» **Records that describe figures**
-- START --
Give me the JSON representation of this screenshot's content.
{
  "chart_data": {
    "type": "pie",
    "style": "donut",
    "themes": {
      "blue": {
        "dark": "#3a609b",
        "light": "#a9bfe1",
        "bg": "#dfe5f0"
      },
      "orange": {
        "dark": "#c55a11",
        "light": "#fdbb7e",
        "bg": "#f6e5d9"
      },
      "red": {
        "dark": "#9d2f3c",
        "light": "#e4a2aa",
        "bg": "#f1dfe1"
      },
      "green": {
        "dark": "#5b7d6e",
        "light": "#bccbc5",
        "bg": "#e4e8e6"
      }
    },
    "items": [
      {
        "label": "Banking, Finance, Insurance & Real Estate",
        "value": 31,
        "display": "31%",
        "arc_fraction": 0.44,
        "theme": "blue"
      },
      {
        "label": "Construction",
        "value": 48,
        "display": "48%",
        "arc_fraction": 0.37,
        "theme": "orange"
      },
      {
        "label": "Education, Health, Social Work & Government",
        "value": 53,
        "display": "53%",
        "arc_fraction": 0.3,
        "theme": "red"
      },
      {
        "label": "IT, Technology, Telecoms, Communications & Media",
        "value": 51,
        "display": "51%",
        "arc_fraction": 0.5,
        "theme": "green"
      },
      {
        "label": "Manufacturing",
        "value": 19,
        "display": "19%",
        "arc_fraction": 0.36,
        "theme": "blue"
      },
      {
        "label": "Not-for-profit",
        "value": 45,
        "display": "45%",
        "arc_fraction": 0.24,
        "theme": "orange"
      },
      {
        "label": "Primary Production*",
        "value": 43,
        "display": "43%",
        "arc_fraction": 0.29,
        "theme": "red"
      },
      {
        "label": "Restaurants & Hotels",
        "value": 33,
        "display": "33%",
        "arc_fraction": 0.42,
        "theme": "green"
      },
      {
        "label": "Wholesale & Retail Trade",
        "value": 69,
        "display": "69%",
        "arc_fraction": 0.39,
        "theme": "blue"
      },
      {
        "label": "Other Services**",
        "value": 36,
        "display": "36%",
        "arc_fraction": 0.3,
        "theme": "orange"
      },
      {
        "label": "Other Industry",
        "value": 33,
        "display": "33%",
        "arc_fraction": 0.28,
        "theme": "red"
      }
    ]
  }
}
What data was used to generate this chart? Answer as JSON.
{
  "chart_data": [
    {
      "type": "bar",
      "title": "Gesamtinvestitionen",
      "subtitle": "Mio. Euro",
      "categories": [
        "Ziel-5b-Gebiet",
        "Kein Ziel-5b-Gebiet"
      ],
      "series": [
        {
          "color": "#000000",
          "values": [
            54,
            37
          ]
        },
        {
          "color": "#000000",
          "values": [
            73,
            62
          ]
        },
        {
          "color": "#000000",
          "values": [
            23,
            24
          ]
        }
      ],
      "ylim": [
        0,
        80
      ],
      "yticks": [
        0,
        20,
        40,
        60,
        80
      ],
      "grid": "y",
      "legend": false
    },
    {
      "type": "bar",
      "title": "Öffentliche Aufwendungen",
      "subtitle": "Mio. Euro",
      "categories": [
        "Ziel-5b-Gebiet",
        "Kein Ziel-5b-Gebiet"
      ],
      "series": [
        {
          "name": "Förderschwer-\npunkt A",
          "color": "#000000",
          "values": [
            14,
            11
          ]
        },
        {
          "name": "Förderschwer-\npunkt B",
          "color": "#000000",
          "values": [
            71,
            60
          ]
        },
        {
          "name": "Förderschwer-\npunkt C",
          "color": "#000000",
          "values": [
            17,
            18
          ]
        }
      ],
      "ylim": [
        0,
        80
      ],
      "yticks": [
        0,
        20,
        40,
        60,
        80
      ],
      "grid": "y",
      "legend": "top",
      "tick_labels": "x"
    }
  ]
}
-- END --
» **Exercise prompt**
Each line holding "this" must be found and copied.

» **Result of the task**
Give me the JSON representation of this screenshot's content.
What data was used to generate this chart? Answer as JSON.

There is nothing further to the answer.